OBJECTIVE: State how many lines contain the string "копии", and write nothing else.

RAW DATA:

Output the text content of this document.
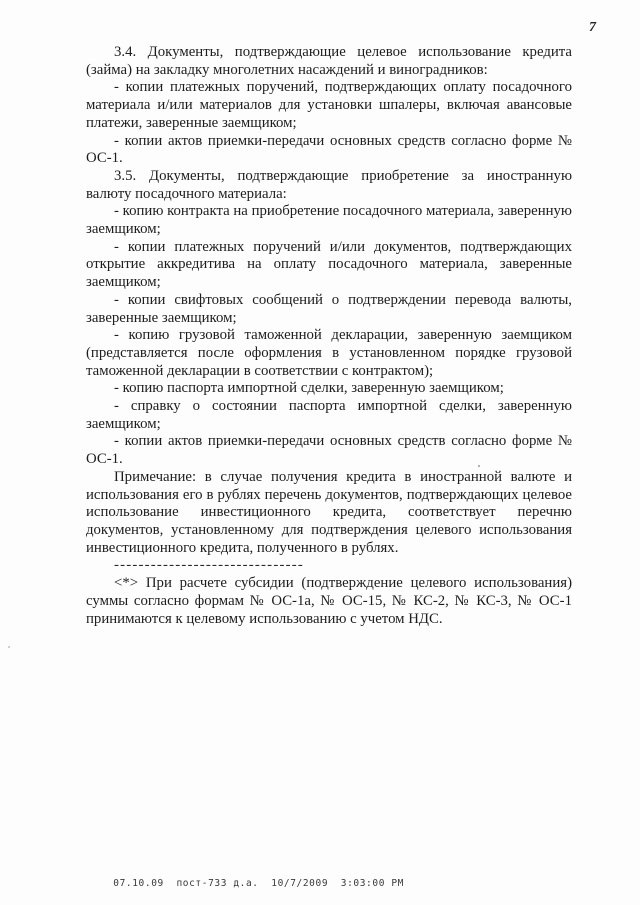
7

3.4. Документы, подтверждающие целевое использование кредита (займа) на закладку многолетних насаждений и виноградников:

- копии платежных поручений, подтверждающих оплату посадочного материала и/или материалов для установки шпалеры, включая авансовые платежи, заверенные заемщиком;

- копии актов приемки-передачи основных средств согласно форме № ОС-1.

3.5. Документы, подтверждающие приобретение за иностранную валюту посадочного материала:

- копию контракта на приобретение посадочного материала, заверенную заемщиком;

- копии платежных поручений и/или документов, подтверждающих открытие аккредитива на оплату посадочного материала, заверенные заемщиком;

- копии свифтовых сообщений о подтверждении перевода валюты, заверенные заемщиком;

- копию грузовой таможенной декларации, заверенную заемщиком (представляется после оформления в установленном порядке грузовой таможенной декларации в соответствии с контрактом);

- копию паспорта импортной сделки, заверенную заемщиком;

- справку о состоянии паспорта импортной сделки, заверенную заемщиком;

- копии актов приемки-передачи основных средств согласно форме № ОС-1.

Примечание: в случае получения кредита в иностранной валюте и использования его в рублях перечень документов, подтверждающих целевое использование инвестиционного кредита, соответствует перечню документов, установленному для подтверждения целевого использования инвестиционного кредита, полученного в рублях.

-------------------------------

<*> При расчете субсидии (подтверждение целевого использования) суммы согласно формам № ОС-1а, № ОС-15, № КС-2, № КС-3, № ОС-1 принимаются к целевому использованию с учетом НДС.

07.10.09  пост-733 д.а.  10/7/2009  3:03:00 PM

RESULT FOR THIS TASK: 5